↓↓↓

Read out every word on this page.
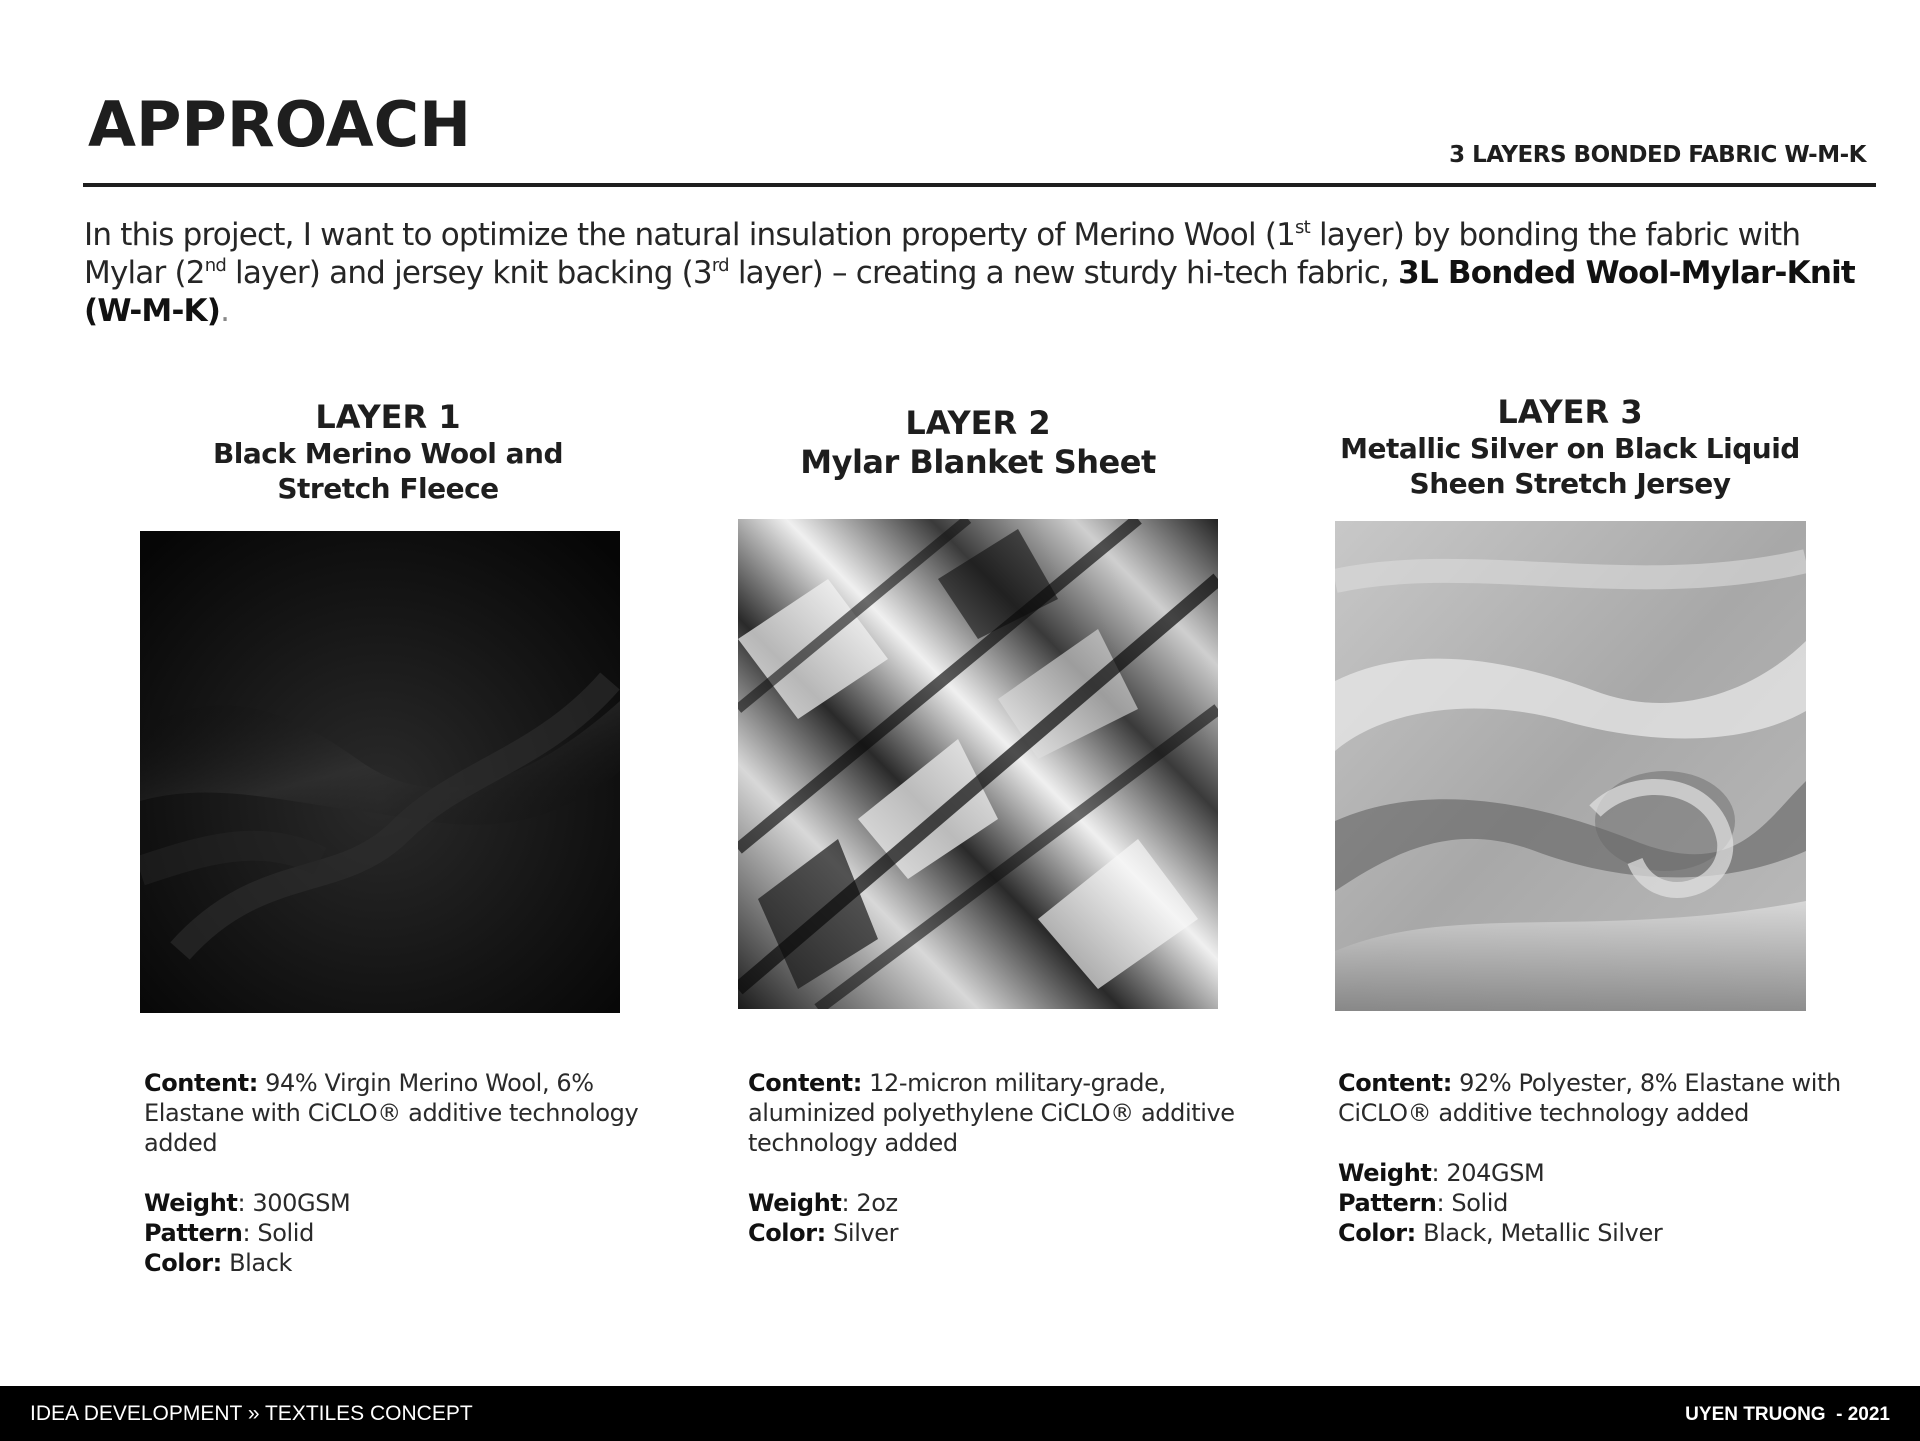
APPROACH	3 LAYERS BONDED FABRIC W-M-K
In this project, I want to optimize the natural insulation property of Merino Wool (1st layer) by bonding the fabric with Mylar (2nd layer) and jersey knit backing (3rd layer) – creating a new sturdy hi-tech fabric, 3L Bonded Wool-Mylar-Knit (W-M-K).
LAYER 1
Black Merino Wool and
Stretch Fleece

Content: 94% Virgin Merino Wool, 6%

Elastane with CiCLO® additive technology

added

Weight: 300GSM

Pattern: Solid

Color: Black

LAYER 2
Mylar Blanket Sheet

Content: 12-micron military-grade,

aluminized polyethylene CiCLO® additive

technology added

Weight: 2oz

Color: Silver

LAYER 3
Metallic Silver on Black Liquid
Sheen Stretch Jersey

Content: 92% Polyester, 8% Elastane with

CiCLO® additive technology added

Weight: 204GSM

Pattern: Solid

Color: Black, Metallic Silver

IDEA DEVELOPMENT » TEXTILES CONCEPT	UYEN TRUONG  - 2021
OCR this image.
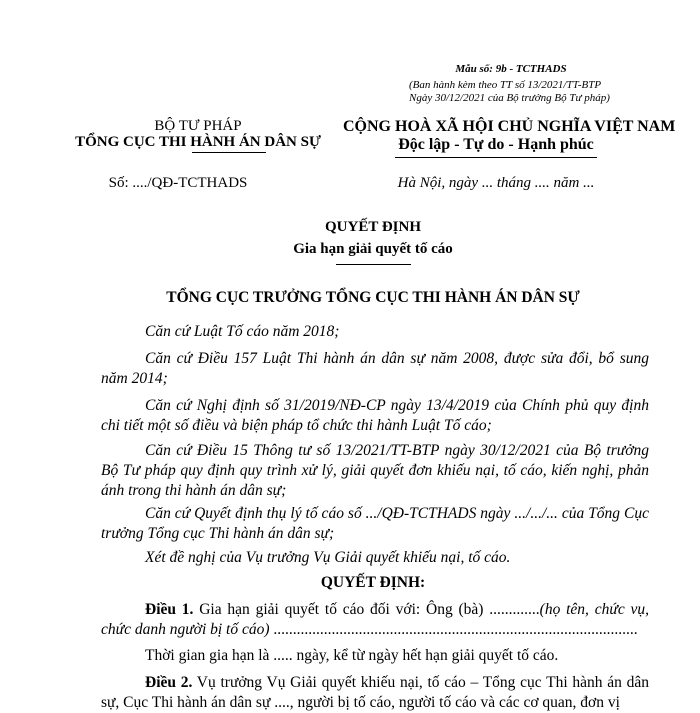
Mẫu số: 9b - TCTHADS
(Ban hành kèm theo TT số 13/2021/TT-BTP
Ngày 30/12/2021 của Bộ trưởng Bộ Tư pháp)
BỘ TƯ PHÁP
TỔNG CỤC THI HÀNH ÁN DÂN SỰ
CỘNG HOÀ XÃ HỘI CHỦ NGHĨA VIỆT NAM
Độc lập - Tự do - Hạnh phúc
Số: ..../QĐ-TCTHADS	Hà Nội, ngày ... tháng .... năm ...
QUYẾT ĐỊNH
Gia hạn giải quyết tố cáo
TỔNG CỤC TRƯỞNG TỔNG CỤC THI HÀNH ÁN DÂN SỰ
Căn cứ Luật Tố cáo năm 2018;
Căn cứ Điều 157 Luật Thi hành án dân sự năm 2008, được sửa đổi, bổ sung năm 2014;
Căn cứ Nghị định số 31/2019/NĐ-CP ngày 13/4/2019 của Chính phủ quy định chi tiết một số điều và biện pháp tổ chức thi hành Luật Tố cáo;
Căn cứ Điều 15 Thông tư số 13/2021/TT-BTP ngày 30/12/2021 của Bộ trưởng Bộ Tư pháp quy định quy trình xử lý, giải quyết đơn khiếu nại, tố cáo, kiến nghị, phản ánh trong thi hành án dân sự;
Căn cứ Quyết định thụ lý tố cáo số .../QĐ-TCTHADS ngày .../.../... của Tổng Cục trưởng Tổng cục Thi hành án dân sự;
Xét đề nghị của Vụ trưởng Vụ Giải quyết khiếu nại, tố cáo.
QUYẾT ĐỊNH:
Điều 1. Gia hạn giải quyết tố cáo đối với: Ông (bà) .............(họ tên, chức vụ, chức danh người bị tố cáo) ..............................................................................................
Thời gian gia hạn là ..... ngày, kể từ ngày hết hạn giải quyết tố cáo.
Điều 2. Vụ trưởng Vụ Giải quyết khiếu nại, tố cáo – Tổng cục Thi hành án dân sự, Cục Thi hành án dân sự ...., người bị tố cáo, người tố cáo và các cơ quan, đơn vị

↑↑↑

Out of the material above, gather each line where "TCTHADS" appears.

- _Result of the task_
Mẫu số: 9b - TCTHADS
Số: ..../QĐ-TCTHADS	Hà Nội, ngày ... tháng .... năm ...
Căn cứ Quyết định thụ lý tố cáo số .../QĐ-TCTHADS ngày .../.../... của Tổng Cục trưởng Tổng cục Thi hành án dân sự;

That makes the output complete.